Stated exercise
Count the lines below that contain the string "element", matching case exactly, and give only the number.

Task material
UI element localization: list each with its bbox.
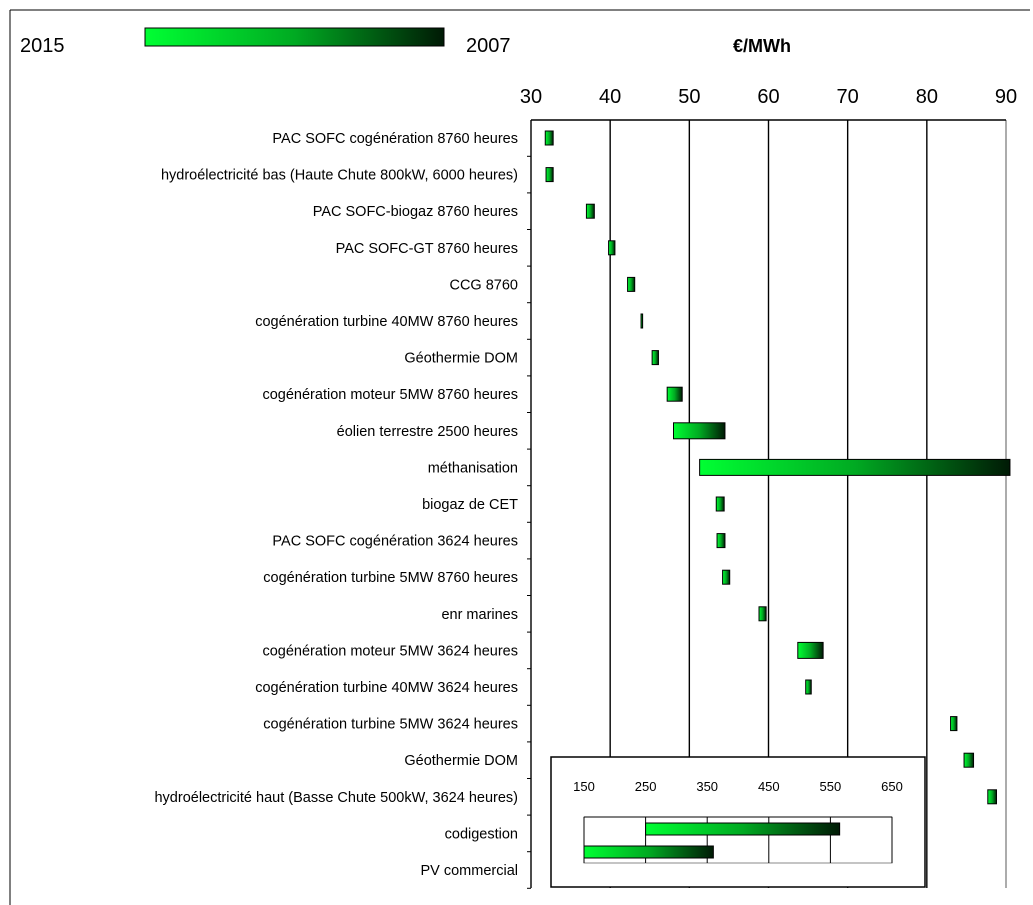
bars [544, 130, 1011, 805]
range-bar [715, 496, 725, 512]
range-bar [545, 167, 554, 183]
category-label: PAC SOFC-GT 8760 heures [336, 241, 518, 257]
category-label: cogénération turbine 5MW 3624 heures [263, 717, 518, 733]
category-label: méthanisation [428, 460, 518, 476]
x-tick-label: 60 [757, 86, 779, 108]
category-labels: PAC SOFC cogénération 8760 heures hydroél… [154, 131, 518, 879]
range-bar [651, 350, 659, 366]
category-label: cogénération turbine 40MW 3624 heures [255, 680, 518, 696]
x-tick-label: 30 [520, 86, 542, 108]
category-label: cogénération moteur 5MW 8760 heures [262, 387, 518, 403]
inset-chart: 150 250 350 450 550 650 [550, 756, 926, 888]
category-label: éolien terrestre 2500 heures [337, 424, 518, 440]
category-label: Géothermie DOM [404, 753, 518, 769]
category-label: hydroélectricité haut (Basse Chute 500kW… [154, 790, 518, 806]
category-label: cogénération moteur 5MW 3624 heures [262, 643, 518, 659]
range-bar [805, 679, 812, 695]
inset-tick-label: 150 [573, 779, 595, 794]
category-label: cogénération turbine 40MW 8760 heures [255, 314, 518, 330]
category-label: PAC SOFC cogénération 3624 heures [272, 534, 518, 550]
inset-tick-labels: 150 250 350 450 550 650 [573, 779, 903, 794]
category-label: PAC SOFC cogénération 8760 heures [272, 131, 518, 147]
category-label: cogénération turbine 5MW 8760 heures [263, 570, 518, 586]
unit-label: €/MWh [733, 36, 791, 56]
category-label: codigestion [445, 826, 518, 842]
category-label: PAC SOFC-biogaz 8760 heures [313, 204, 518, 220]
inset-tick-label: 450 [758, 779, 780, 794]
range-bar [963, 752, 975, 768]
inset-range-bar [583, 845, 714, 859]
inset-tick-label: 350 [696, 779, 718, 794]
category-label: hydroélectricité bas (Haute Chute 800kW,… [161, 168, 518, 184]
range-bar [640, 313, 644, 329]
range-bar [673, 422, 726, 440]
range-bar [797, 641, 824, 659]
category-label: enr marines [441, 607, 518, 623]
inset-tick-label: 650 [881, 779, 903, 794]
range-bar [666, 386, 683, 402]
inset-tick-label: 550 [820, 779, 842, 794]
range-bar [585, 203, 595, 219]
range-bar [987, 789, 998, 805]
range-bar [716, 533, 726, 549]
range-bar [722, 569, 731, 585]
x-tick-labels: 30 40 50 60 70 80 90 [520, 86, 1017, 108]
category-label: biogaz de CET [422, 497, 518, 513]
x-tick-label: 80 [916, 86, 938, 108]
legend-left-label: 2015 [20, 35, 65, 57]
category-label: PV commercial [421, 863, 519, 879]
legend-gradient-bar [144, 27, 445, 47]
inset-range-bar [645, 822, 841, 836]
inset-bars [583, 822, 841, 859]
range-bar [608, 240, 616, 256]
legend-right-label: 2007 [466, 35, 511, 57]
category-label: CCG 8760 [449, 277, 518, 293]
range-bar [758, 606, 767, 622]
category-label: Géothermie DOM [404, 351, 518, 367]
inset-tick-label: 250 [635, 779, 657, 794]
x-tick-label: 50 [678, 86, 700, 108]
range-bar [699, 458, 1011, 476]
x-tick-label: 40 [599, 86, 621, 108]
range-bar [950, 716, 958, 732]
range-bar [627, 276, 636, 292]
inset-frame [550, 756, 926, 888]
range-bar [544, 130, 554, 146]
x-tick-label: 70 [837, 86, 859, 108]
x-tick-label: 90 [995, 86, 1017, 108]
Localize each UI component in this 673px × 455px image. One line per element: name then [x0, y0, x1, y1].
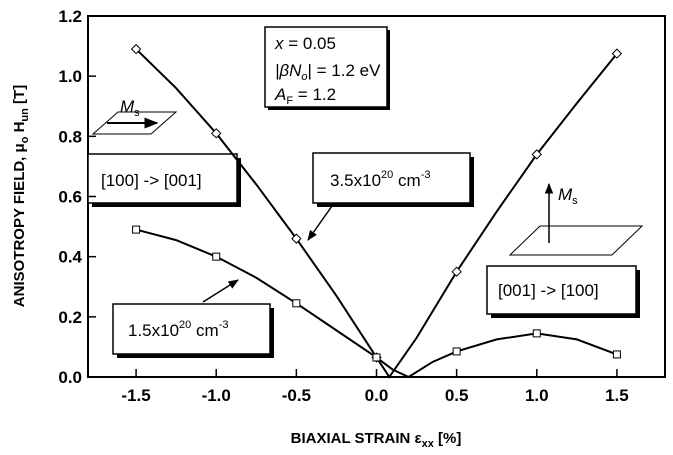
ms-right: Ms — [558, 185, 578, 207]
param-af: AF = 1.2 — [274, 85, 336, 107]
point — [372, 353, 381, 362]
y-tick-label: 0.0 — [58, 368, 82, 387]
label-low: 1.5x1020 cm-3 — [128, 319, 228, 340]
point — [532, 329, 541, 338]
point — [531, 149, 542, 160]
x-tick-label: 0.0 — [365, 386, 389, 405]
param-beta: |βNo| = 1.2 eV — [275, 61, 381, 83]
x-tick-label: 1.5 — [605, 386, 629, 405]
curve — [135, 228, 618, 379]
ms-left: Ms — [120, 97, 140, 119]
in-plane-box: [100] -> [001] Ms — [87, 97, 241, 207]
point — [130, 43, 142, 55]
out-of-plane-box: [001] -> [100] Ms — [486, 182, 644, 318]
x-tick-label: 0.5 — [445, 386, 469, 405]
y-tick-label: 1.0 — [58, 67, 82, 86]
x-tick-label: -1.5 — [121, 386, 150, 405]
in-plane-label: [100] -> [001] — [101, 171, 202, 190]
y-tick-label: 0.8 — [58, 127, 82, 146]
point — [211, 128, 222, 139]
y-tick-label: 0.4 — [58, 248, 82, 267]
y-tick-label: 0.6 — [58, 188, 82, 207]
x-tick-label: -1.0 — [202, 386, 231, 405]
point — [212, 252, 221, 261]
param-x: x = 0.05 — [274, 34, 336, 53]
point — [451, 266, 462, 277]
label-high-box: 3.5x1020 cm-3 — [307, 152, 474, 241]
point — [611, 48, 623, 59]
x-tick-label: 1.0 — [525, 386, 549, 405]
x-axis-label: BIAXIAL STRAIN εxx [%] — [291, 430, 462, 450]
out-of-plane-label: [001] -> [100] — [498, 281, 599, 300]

Full response
2